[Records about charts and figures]
[START]

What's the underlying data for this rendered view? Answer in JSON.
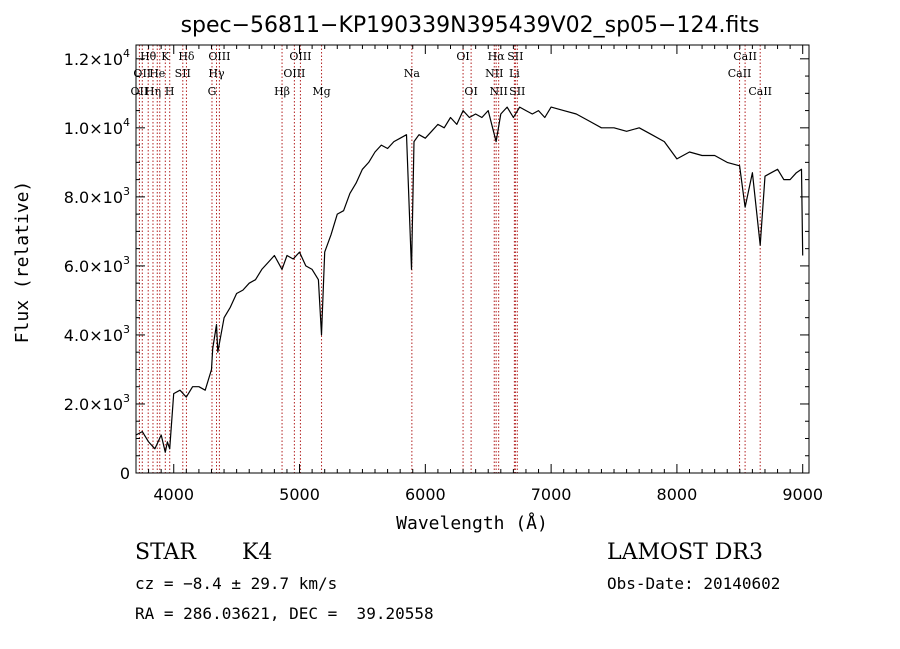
{
  "chart_data": {
    "type": "line",
    "title": "spec−56811−KP190339N395439V02_sp05−124.fits",
    "xlabel": "Wavelength (Å)",
    "ylabel": "Flux (relative)",
    "xlim": [
      3700,
      9050
    ],
    "ylim": [
      0,
      12400
    ],
    "x_ticks": [
      {
        "value": 4000,
        "label": "4000"
      },
      {
        "value": 5000,
        "label": "5000"
      },
      {
        "value": 6000,
        "label": "6000"
      },
      {
        "value": 7000,
        "label": "7000"
      },
      {
        "value": 8000,
        "label": "8000"
      },
      {
        "value": 9000,
        "label": "9000"
      }
    ],
    "y_ticks": [
      {
        "value": 0,
        "mant": "0",
        "exp": ""
      },
      {
        "value": 2000,
        "mant": "2.0×10",
        "exp": "3"
      },
      {
        "value": 4000,
        "mant": "4.0×10",
        "exp": "3"
      },
      {
        "value": 6000,
        "mant": "6.0×10",
        "exp": "3"
      },
      {
        "value": 8000,
        "mant": "8.0×10",
        "exp": "3"
      },
      {
        "value": 10000,
        "mant": "1.0×10",
        "exp": "4"
      },
      {
        "value": 12000,
        "mant": "1.2×10",
        "exp": "4"
      }
    ],
    "series": [
      {
        "x": [
          3700,
          3750,
          3800,
          3850,
          3900,
          3933,
          3950,
          3968,
          4000,
          4050,
          4100,
          4150,
          4200,
          4250,
          4300,
          4310,
          4340,
          4350,
          4400,
          4450,
          4500,
          4550,
          4600,
          4650,
          4700,
          4750,
          4800,
          4861,
          4900,
          4950,
          5000,
          5050,
          5100,
          5150,
          5175,
          5200,
          5250,
          5300,
          5350,
          5400,
          5450,
          5500,
          5550,
          5600,
          5650,
          5700,
          5750,
          5800,
          5850,
          5890,
          5910,
          5950,
          6000,
          6050,
          6100,
          6150,
          6200,
          6250,
          6300,
          6350,
          6400,
          6450,
          6500,
          6563,
          6600,
          6650,
          6700,
          6750,
          6800,
          6850,
          6900,
          6950,
          7000,
          7100,
          7200,
          7300,
          7400,
          7500,
          7600,
          7700,
          7800,
          7900,
          8000,
          8100,
          8200,
          8300,
          8400,
          8498,
          8542,
          8600,
          8662,
          8700,
          8750,
          8800,
          8850,
          8900,
          8950,
          8990,
          9000
        ],
        "y": [
          1100,
          1200,
          900,
          700,
          1100,
          600,
          900,
          700,
          2300,
          2400,
          2200,
          2500,
          2500,
          2400,
          3000,
          3600,
          4300,
          3500,
          4500,
          4800,
          5200,
          5300,
          5500,
          5600,
          5900,
          6100,
          6300,
          5900,
          6300,
          6200,
          6400,
          6000,
          5900,
          5600,
          4000,
          6400,
          6900,
          7500,
          7600,
          8100,
          8400,
          8800,
          9000,
          9300,
          9500,
          9400,
          9600,
          9700,
          9800,
          5900,
          9600,
          9800,
          9700,
          9900,
          10100,
          10000,
          10300,
          10100,
          10500,
          10300,
          10400,
          10300,
          10500,
          9600,
          10400,
          10600,
          10300,
          10600,
          10500,
          10400,
          10500,
          10300,
          10600,
          10500,
          10400,
          10200,
          10000,
          10000,
          9900,
          10000,
          9800,
          9600,
          9100,
          9300,
          9200,
          9200,
          9000,
          8900,
          7700,
          8700,
          6600,
          8600,
          8700,
          8800,
          8500,
          8500,
          8700,
          8800,
          6300
        ]
      }
    ],
    "spectral_lines": [
      {
        "x": 3727,
        "label": "OII",
        "row": 2
      },
      {
        "x": 3750,
        "label": "OII",
        "row": 1
      },
      {
        "x": 3797,
        "label": "Hθ",
        "row": 0
      },
      {
        "x": 3835,
        "label": "Hη",
        "row": 2
      },
      {
        "x": 3869,
        "label": "He",
        "row": 1
      },
      {
        "x": 3889,
        "label": "",
        "row": 0
      },
      {
        "x": 3933,
        "label": "K",
        "row": 0
      },
      {
        "x": 3968,
        "label": "H",
        "row": 2
      },
      {
        "x": 4072,
        "label": "SII",
        "row": 1
      },
      {
        "x": 4101,
        "label": "Hδ",
        "row": 0
      },
      {
        "x": 4304,
        "label": "G",
        "row": 2
      },
      {
        "x": 4340,
        "label": "Hγ",
        "row": 1
      },
      {
        "x": 4363,
        "label": "OIII",
        "row": 0
      },
      {
        "x": 4861,
        "label": "Hβ",
        "row": 2
      },
      {
        "x": 4959,
        "label": "OIII",
        "row": 1
      },
      {
        "x": 5007,
        "label": "OIII",
        "row": 0
      },
      {
        "x": 5175,
        "label": "Mg",
        "row": 2
      },
      {
        "x": 5893,
        "label": "Na",
        "row": 1
      },
      {
        "x": 6300,
        "label": "OI",
        "row": 0
      },
      {
        "x": 6364,
        "label": "OI",
        "row": 2
      },
      {
        "x": 6548,
        "label": "NII",
        "row": 1
      },
      {
        "x": 6563,
        "label": "Hα",
        "row": 0
      },
      {
        "x": 6583,
        "label": "NII",
        "row": 2
      },
      {
        "x": 6708,
        "label": "Li",
        "row": 1
      },
      {
        "x": 6716,
        "label": "SII",
        "row": 0
      },
      {
        "x": 6731,
        "label": "SII",
        "row": 2
      },
      {
        "x": 8498,
        "label": "CaII",
        "row": 1
      },
      {
        "x": 8542,
        "label": "CaII",
        "row": 0
      },
      {
        "x": 8662,
        "label": "CaII",
        "row": 2
      }
    ],
    "grid": false,
    "colors": {
      "spectrum": "#000000",
      "lines": "#b22222"
    }
  },
  "info": {
    "object_type": "STAR",
    "subclass": "K4",
    "survey": "LAMOST DR3",
    "redshift": "cz = −8.4 ± 29.7 km/s",
    "obs_date": "Obs-Date: 20140602",
    "coords": "RA = 286.03621, DEC =  39.20558"
  }
}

[END]

Description of the task: Look through the records and gather each line with the word "mant".

Response to the exercise:
        "mant": "0",
        "mant": "2.0×10",
        "mant": "4.0×10",
        "mant": "6.0×10",
        "mant": "8.0×10",
        "mant": "1.0×10",
        "mant": "1.2×10",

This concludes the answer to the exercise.